### Job
Without skipping anything, write out each record below exactly.

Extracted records
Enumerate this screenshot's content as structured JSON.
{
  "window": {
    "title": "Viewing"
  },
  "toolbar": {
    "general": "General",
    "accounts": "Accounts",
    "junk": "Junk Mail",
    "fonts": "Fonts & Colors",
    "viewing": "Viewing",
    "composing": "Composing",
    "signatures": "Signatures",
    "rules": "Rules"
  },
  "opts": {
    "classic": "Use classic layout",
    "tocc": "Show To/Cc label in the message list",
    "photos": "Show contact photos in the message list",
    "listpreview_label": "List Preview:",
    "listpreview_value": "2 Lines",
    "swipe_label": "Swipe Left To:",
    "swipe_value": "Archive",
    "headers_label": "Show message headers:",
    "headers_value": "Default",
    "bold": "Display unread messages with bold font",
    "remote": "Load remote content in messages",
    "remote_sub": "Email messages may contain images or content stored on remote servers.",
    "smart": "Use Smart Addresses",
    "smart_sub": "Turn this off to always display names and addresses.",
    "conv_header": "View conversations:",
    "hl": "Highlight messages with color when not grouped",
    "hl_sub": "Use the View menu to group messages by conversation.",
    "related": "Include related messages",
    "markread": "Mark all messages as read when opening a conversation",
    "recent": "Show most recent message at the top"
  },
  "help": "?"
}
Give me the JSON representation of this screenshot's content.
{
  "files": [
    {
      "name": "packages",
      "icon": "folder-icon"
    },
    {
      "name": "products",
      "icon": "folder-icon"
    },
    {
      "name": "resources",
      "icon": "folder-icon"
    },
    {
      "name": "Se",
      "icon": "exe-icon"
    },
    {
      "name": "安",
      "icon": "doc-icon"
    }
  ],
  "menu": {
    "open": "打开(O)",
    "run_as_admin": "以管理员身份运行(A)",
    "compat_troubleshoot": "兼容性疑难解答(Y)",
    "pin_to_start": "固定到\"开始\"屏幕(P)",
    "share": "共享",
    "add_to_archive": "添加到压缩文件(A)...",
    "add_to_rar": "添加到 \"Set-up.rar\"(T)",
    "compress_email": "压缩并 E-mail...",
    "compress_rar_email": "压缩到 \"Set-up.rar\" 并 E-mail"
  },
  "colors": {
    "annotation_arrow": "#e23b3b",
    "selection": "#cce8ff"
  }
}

### Exercise solution
Enumerate this screenshot's content as structured JSON.
{
  "window": {
    "title": "Viewing"
  },
  "toolbar": {
    "general": "General",
    "accounts": "Accounts",
    "junk": "Junk Mail",
    "fonts": "Fonts & Colors",
    "viewing": "Viewing",
    "composing": "Composing",
    "signatures": "Signatures",
    "rules": "Rules"
  },
  "opts": {
    "classic": "Use classic layout",
    "tocc": "Show To/Cc label in the message list",
    "photos": "Show contact photos in the message list",
    "listpreview_label": "List Preview:",
    "listpreview_value": "2 Lines",
    "swipe_label": "Swipe Left To:",
    "swipe_value": "Archive",
    "headers_label": "Show message headers:",
    "headers_value": "Default",
    "bold": "Display unread messages with bold font",
    "remote": "Load remote content in messages",
    "remote_sub": "Email messages may contain images or content stored on remote servers.",
    "smart": "Use Smart Addresses",
    "smart_sub": "Turn this off to always display names and addresses.",
    "conv_header": "View conversations:",
    "hl": "Highlight messages with color when not grouped",
    "hl_sub": "Use the View menu to group messages by conversation.",
    "related": "Include related messages",
    "markread": "Mark all messages as read when opening a conversation",
    "recent": "Show most recent message at the top"
  },
  "help": "?"
}
Give me the JSON representation of this screenshot's content.
{
  "files": [
    {
      "name": "packages",
      "icon": "folder-icon"
    },
    {
      "name": "products",
      "icon": "folder-icon"
    },
    {
      "name": "resources",
      "icon": "folder-icon"
    },
    {
      "name": "Se",
      "icon": "exe-icon"
    },
    {
      "name": "安",
      "icon": "doc-icon"
    }
  ],
  "menu": {
    "open": "打开(O)",
    "run_as_admin": "以管理员身份运行(A)",
    "compat_troubleshoot": "兼容性疑难解答(Y)",
    "pin_to_start": "固定到\"开始\"屏幕(P)",
    "share": "共享",
    "add_to_archive": "添加到压缩文件(A)...",
    "add_to_rar": "添加到 \"Set-up.rar\"(T)",
    "compress_email": "压缩并 E-mail...",
    "compress_rar_email": "压缩到 \"Set-up.rar\" 并 E-mail"
  },
  "colors": {
    "annotation_arrow": "#e23b3b",
    "selection": "#cce8ff"
  }
}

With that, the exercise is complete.